So the arch-way would be much cruder, and the lamp posts would be 3 sided cylenders or a sprite on a plane with a camera facing rotation thing so it always looks like it is facing you.
The top piece of it would also be one flat quad for the structure on top of the post to hold up the lights using no camera facing contraint and if you want to go overboard, you put an extra quad at the bottom of it with say a 3x5 pixel stretched texture so when you are close to it looking up, it would not look super thin.
Each bulp on top would then be a quad on its own, with the same thing going on, but technically these could be camera facing on all axis´s, so even by looking at it from above or below, the bulbs would always look like they had volume.
You have to remember that the PS1 had a grand total of 2 megabytes of internal memory to do EVERYTHING.
1 MB of which was usually relegated to a framebuffer.
So in reality, 1 MB of memory for graphics, sound, all the code, handling the loading from the CD rom and such.
It´s insane to think of what we managed to get out of that machine at the time during the end of its lifecycle.
I think Gran Turismo 1 and 2 are still my two favorite PS1 games that amaze me the most graphics wise.
One example of a game for that time that I worked on and remember roughly was Fifa 98 on the Saturn (not far from the PS1 in power but used quads only as it did not really do "3D" but displaced sprites to look like 3d!
The entire roster of players in that game was made of ONE character model, and I splurged a while 100 polys on it.
ALL the team outfits were one 256x256 texture (16 colors), that used color cycling to make every team´s outfit.

§ **Task A**
Repeat the passage from the post on PS1-era game graphics, starting at "Each bulp on" and ending at "rom and such.".
§ **Task B**
According to the post on PS1-era game graphics, how much internal memory did the PS1 have in total?

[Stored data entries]
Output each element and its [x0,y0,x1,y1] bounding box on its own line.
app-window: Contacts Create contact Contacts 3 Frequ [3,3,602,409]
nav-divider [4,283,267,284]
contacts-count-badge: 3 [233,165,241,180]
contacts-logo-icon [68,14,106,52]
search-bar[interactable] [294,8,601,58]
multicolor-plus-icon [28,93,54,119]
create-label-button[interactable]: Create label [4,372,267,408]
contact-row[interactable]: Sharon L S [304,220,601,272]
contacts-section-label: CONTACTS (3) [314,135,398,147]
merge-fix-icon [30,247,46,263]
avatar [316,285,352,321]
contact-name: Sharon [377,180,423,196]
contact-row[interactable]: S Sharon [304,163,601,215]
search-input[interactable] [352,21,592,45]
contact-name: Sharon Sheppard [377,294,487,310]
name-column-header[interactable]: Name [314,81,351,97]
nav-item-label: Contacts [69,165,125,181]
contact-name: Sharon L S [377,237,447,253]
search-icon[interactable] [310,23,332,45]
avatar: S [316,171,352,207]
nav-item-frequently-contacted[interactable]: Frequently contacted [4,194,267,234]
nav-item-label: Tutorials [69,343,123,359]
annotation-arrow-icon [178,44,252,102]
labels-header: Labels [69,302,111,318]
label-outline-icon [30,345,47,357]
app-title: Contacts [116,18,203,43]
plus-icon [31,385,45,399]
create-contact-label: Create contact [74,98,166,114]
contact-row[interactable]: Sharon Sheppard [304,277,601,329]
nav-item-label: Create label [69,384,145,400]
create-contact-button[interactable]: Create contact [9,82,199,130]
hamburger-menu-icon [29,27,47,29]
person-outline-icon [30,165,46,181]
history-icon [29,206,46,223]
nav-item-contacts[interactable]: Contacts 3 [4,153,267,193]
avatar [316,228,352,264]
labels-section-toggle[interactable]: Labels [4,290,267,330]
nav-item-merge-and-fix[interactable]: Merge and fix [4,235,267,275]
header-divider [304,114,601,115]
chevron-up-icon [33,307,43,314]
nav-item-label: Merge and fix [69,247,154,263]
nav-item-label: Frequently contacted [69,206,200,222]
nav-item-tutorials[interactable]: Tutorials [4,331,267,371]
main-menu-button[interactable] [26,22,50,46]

§ **Exercise output A**
Each bulp on top would then be a quad on its own, with the same thing going on, but technically these could be camera facing on all axis´s, so even by looking at it from above or below, the bulbs would always look like they had volume.
You have to remember that the PS1 had a grand total of 2 megabytes of internal memory to do EVERYTHING.
1 MB of which was usually relegated to a framebuffer.
So in reality, 1 MB of memory for graphics, sound, all the code, handling the loading from the CD rom and such.

§ **Exercise output B**
2 megabytes